Short task
Set down all of the entries word for word, omitting the images they contain.

Records provided
┌──
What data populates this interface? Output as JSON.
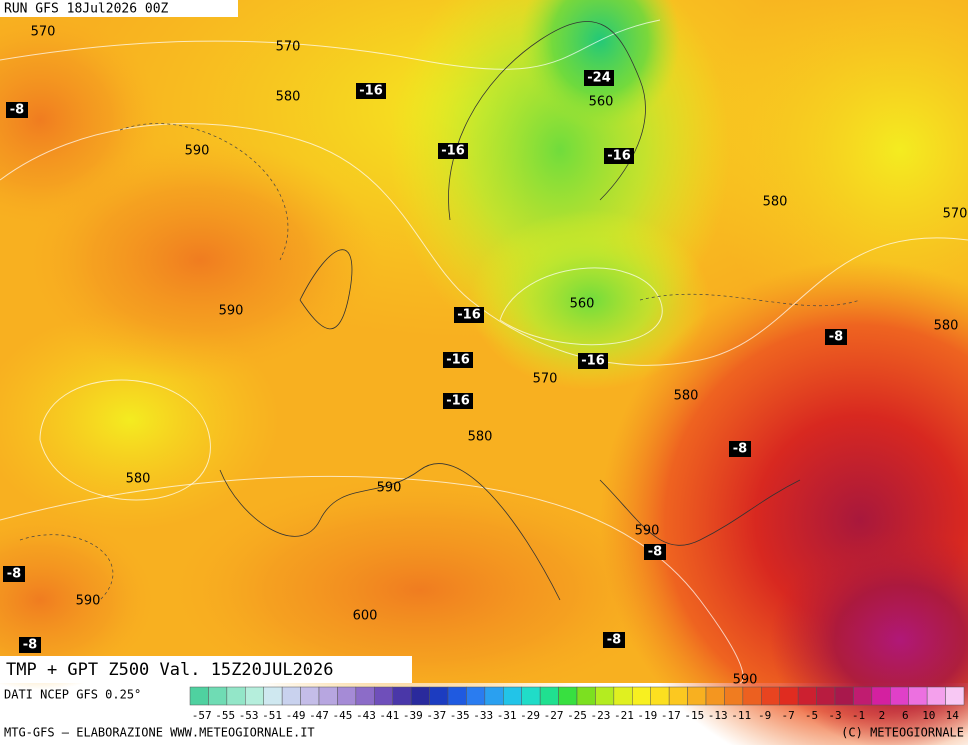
{
  "run_label": "RUN GFS 18Jul2026 00Z",
  "map_title": "TMP + GPT Z500 Val. 15Z20JUL2026",
  "contour_labels": [
    "570",
    "570",
    "580",
    "590",
    "590",
    "580",
    "590",
    "600",
    "590",
    "580",
    "570",
    "560",
    "560",
    "580",
    "570",
    "580",
    "580",
    "590",
    "590"
  ],
  "temp_labels": [
    "-8",
    "-16",
    "-16",
    "-24",
    "-16",
    "-16",
    "-16",
    "-16",
    "-16",
    "-8",
    "-8",
    "-8",
    "-8",
    "-8",
    "-8"
  ],
  "source_label": "DATI NCEP GFS 0.25°",
  "credit_left": "MTG-GFS — ELABORAZIONE WWW.METEOGIORNALE.IT",
  "credit_right": "(C) METEOGIORNALE",
  "colorbar": {
    "labels": [
      "-57",
      "-55",
      "-53",
      "-51",
      "-49",
      "-47",
      "-45",
      "-43",
      "-41",
      "-39",
      "-37",
      "-35",
      "-33",
      "-31",
      "-29",
      "-27",
      "-25",
      "-23",
      "-21",
      "-19",
      "-17",
      "-15",
      "-13",
      "-11",
      "-9",
      "-7",
      "-5",
      "-3",
      "-1",
      "2",
      "6",
      "10",
      "14"
    ],
    "colors": [
      "#4fd1a0",
      "#6fdcb4",
      "#93e6c8",
      "#b5eedc",
      "#cfe8f0",
      "#c9d2ee",
      "#c4bde8",
      "#b7a6e0",
      "#a58bd6",
      "#8c6cc8",
      "#6f4fba",
      "#4a37a8",
      "#2a2a9c",
      "#1c3cc0",
      "#1f5ae0",
      "#2a7cf0",
      "#2aa0f0",
      "#22c4e8",
      "#20dcc8",
      "#20e090",
      "#38e040",
      "#7ce020",
      "#b4ec20",
      "#e0f020",
      "#f8f020",
      "#fce020",
      "#fcc820",
      "#f8b020",
      "#f49620",
      "#f07c20",
      "#ec6020",
      "#e84420",
      "#e02c20",
      "#cc2030",
      "#b81c40",
      "#a8184c",
      "#c01c70",
      "#d420a0",
      "#e040c8",
      "#ec70e0",
      "#f4a0ec",
      "#f8c8f4"
    ]
  }
}
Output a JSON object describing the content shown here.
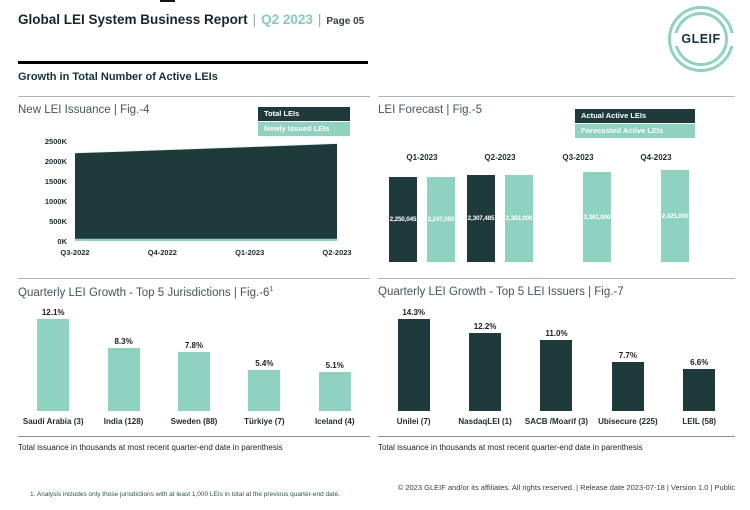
{
  "header": {
    "title": "Global LEI System Business Report",
    "separator": "|",
    "period": "Q2 2023",
    "page": "Page 05"
  },
  "logo": {
    "text": "GLEIF"
  },
  "section_title": "Growth in Total Number of Active LEIs",
  "colors": {
    "dark": "#1f3a3b",
    "teal": "#8ed3bf",
    "period_accent": "#82cdb9"
  },
  "chart_data": [
    {
      "id": "fig4",
      "type": "area",
      "title": "New LEI Issuance | Fig.-4",
      "legend": [
        {
          "label": "Total LEIs",
          "color": "#1f3a3b"
        },
        {
          "label": "Newly Issued LEIs",
          "color": "#8ed3bf"
        }
      ],
      "x": [
        "Q3-2022",
        "Q4-2022",
        "Q1-2023",
        "Q2-2023"
      ],
      "series": [
        {
          "name": "Total LEIs",
          "values_thousands": [
            2205,
            2280,
            2360,
            2440
          ]
        },
        {
          "name": "Newly Issued LEIs",
          "values_thousands": [
            30,
            30,
            30,
            30
          ]
        }
      ],
      "ylim_thousands": [
        0,
        2500
      ],
      "yticks": [
        "2500K",
        "2000K",
        "1500K",
        "1000K",
        "500K",
        "0K"
      ],
      "grid": false,
      "legend_position": "top-right"
    },
    {
      "id": "fig5",
      "type": "bar",
      "title": "LEI Forecast | Fig.-5",
      "legend": [
        {
          "label": "Actual Active LEIs",
          "color": "#1f3a3b"
        },
        {
          "label": "Forecasted Active LEIs",
          "color": "#8ed3bf"
        }
      ],
      "categories": [
        "Q1-2023",
        "Q2-2023",
        "Q3-2023",
        "Q4-2023"
      ],
      "series": [
        {
          "name": "Actual Active LEIs",
          "values": [
            2250045,
            2307485,
            null,
            null
          ],
          "labels": [
            "2,250,045",
            "2,307,485",
            null,
            null
          ]
        },
        {
          "name": "Forecasted Active LEIs",
          "values": [
            2247000,
            2302000,
            2361000,
            2425000
          ],
          "labels": [
            "2,247,000",
            "2,302,000",
            "2,361,000",
            "2,425,000"
          ]
        }
      ],
      "legend_position": "top-right"
    },
    {
      "id": "fig6",
      "type": "bar",
      "title": "Quarterly LEI Growth - Top 5 Jurisdictions | Fig.-6",
      "title_sup": "1",
      "categories": [
        "Saudi Arabia (3)",
        "India (128)",
        "Sweden (88)",
        "Türkiye (7)",
        "Iceland (4)"
      ],
      "values_percent": [
        12.1,
        8.3,
        7.8,
        5.4,
        5.1
      ],
      "labels": [
        "12.1%",
        "8.3%",
        "7.8%",
        "5.4%",
        "5.1%"
      ],
      "bar_color": "#8ed3bf",
      "note": "Total issuance in thousands at most recent quarter-end date in parenthesis"
    },
    {
      "id": "fig7",
      "type": "bar",
      "title": "Quarterly LEI Growth - Top 5 LEI Issuers | Fig.-7",
      "categories": [
        "Unilei (7)",
        "NasdaqLEI (1)",
        "SACB /Moarif (3)",
        "Ubisecure (225)",
        "LEIL (58)"
      ],
      "values_percent": [
        14.3,
        12.2,
        11.0,
        7.7,
        6.6
      ],
      "labels": [
        "14.3%",
        "12.2%",
        "11.0%",
        "7.7%",
        "6.6%"
      ],
      "bar_color": "#1f3a3b",
      "note": "Total issuance in thousands at most recent quarter-end date in parenthesis"
    }
  ],
  "footer": {
    "footnote": "1. Analysis includes only those jurisdictions with at least 1,000 LEIs in total at the previous quarter-end date.",
    "copyright": "© 2023 GLEIF and/or its affiliates. All rights reserved. | Release date 2023-07-18 | Version 1.0 | Public"
  }
}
└──
Reply
What data populates this interface? Output as JSON.
{
  "run_label": "RUN GFS 18Jul2026 00Z",
  "map_title": "TMP + GPT Z500 Val. 15Z20JUL2026",
  "contour_labels": [
    "570",
    "570",
    "580",
    "590",
    "590",
    "580",
    "590",
    "600",
    "590",
    "580",
    "570",
    "560",
    "560",
    "580",
    "570",
    "580",
    "580",
    "590",
    "590"
  ],
  "temp_labels": [
    "-8",
    "-16",
    "-16",
    "-24",
    "-16",
    "-16",
    "-16",
    "-16",
    "-16",
    "-8",
    "-8",
    "-8",
    "-8",
    "-8",
    "-8"
  ],
  "source_label": "DATI NCEP GFS 0.25°",
  "credit_left": "MTG-GFS — ELABORAZIONE WWW.METEOGIORNALE.IT",
  "credit_right": "(C) METEOGIORNALE",
  "colorbar": {
    "labels": [
      "-57",
      "-55",
      "-53",
      "-51",
      "-49",
      "-47",
      "-45",
      "-43",
      "-41",
      "-39",
      "-37",
      "-35",
      "-33",
      "-31",
      "-29",
      "-27",
      "-25",
      "-23",
      "-21",
      "-19",
      "-17",
      "-15",
      "-13",
      "-11",
      "-9",
      "-7",
      "-5",
      "-3",
      "-1",
      "2",
      "6",
      "10",
      "14"
    ],
    "colors": [
      "#4fd1a0",
      "#6fdcb4",
      "#93e6c8",
      "#b5eedc",
      "#cfe8f0",
      "#c9d2ee",
      "#c4bde8",
      "#b7a6e0",
      "#a58bd6",
      "#8c6cc8",
      "#6f4fba",
      "#4a37a8",
      "#2a2a9c",
      "#1c3cc0",
      "#1f5ae0",
      "#2a7cf0",
      "#2aa0f0",
      "#22c4e8",
      "#20dcc8",
      "#20e090",
      "#38e040",
      "#7ce020",
      "#b4ec20",
      "#e0f020",
      "#f8f020",
      "#fce020",
      "#fcc820",
      "#f8b020",
      "#f49620",
      "#f07c20",
      "#ec6020",
      "#e84420",
      "#e02c20",
      "#cc2030",
      "#b81c40",
      "#a8184c",
      "#c01c70",
      "#d420a0",
      "#e040c8",
      "#ec70e0",
      "#f4a0ec",
      "#f8c8f4"
    ]
  }
}
Output a JSON object describing the content shown here.
{
  "header": {
    "title": "Global LEI System Business Report",
    "separator": "|",
    "period": "Q2 2023",
    "page": "Page 05"
  },
  "logo": {
    "text": "GLEIF"
  },
  "section_title": "Growth in Total Number of Active LEIs",
  "colors": {
    "dark": "#1f3a3b",
    "teal": "#8ed3bf",
    "period_accent": "#82cdb9"
  },
  "chart_data": [
    {
      "id": "fig4",
      "type": "area",
      "title": "New LEI Issuance | Fig.-4",
      "legend": [
        {
          "label": "Total LEIs",
          "color": "#1f3a3b"
        },
        {
          "label": "Newly Issued LEIs",
          "color": "#8ed3bf"
        }
      ],
      "x": [
        "Q3-2022",
        "Q4-2022",
        "Q1-2023",
        "Q2-2023"
      ],
      "series": [
        {
          "name": "Total LEIs",
          "values_thousands": [
            2205,
            2280,
            2360,
            2440
          ]
        },
        {
          "name": "Newly Issued LEIs",
          "values_thousands": [
            30,
            30,
            30,
            30
          ]
        }
      ],
      "ylim_thousands": [
        0,
        2500
      ],
      "yticks": [
        "2500K",
        "2000K",
        "1500K",
        "1000K",
        "500K",
        "0K"
      ],
      "grid": false,
      "legend_position": "top-right"
    },
    {
      "id": "fig5",
      "type": "bar",
      "title": "LEI Forecast | Fig.-5",
      "legend": [
        {
          "label": "Actual Active LEIs",
          "color": "#1f3a3b"
        },
        {
          "label": "Forecasted Active LEIs",
          "color": "#8ed3bf"
        }
      ],
      "categories": [
        "Q1-2023",
        "Q2-2023",
        "Q3-2023",
        "Q4-2023"
      ],
      "series": [
        {
          "name": "Actual Active LEIs",
          "values": [
            2250045,
            2307485,
            null,
            null
          ],
          "labels": [
            "2,250,045",
            "2,307,485",
            null,
            null
          ]
        },
        {
          "name": "Forecasted Active LEIs",
          "values": [
            2247000,
            2302000,
            2361000,
            2425000
          ],
          "labels": [
            "2,247,000",
            "2,302,000",
            "2,361,000",
            "2,425,000"
          ]
        }
      ],
      "legend_position": "top-right"
    },
    {
      "id": "fig6",
      "type": "bar",
      "title": "Quarterly LEI Growth - Top 5 Jurisdictions | Fig.-6",
      "title_sup": "1",
      "categories": [
        "Saudi Arabia (3)",
        "India (128)",
        "Sweden (88)",
        "Türkiye (7)",
        "Iceland (4)"
      ],
      "values_percent": [
        12.1,
        8.3,
        7.8,
        5.4,
        5.1
      ],
      "labels": [
        "12.1%",
        "8.3%",
        "7.8%",
        "5.4%",
        "5.1%"
      ],
      "bar_color": "#8ed3bf",
      "note": "Total issuance in thousands at most recent quarter-end date in parenthesis"
    },
    {
      "id": "fig7",
      "type": "bar",
      "title": "Quarterly LEI Growth - Top 5 LEI Issuers | Fig.-7",
      "categories": [
        "Unilei (7)",
        "NasdaqLEI (1)",
        "SACB /Moarif (3)",
        "Ubisecure (225)",
        "LEIL (58)"
      ],
      "values_percent": [
        14.3,
        12.2,
        11.0,
        7.7,
        6.6
      ],
      "labels": [
        "14.3%",
        "12.2%",
        "11.0%",
        "7.7%",
        "6.6%"
      ],
      "bar_color": "#1f3a3b",
      "note": "Total issuance in thousands at most recent quarter-end date in parenthesis"
    }
  ],
  "footer": {
    "footnote": "1. Analysis includes only those jurisdictions with at least 1,000 LEIs in total at the previous quarter-end date.",
    "copyright": "© 2023 GLEIF and/or its affiliates. All rights reserved. | Release date 2023-07-18 | Version 1.0 | Public"
  }
}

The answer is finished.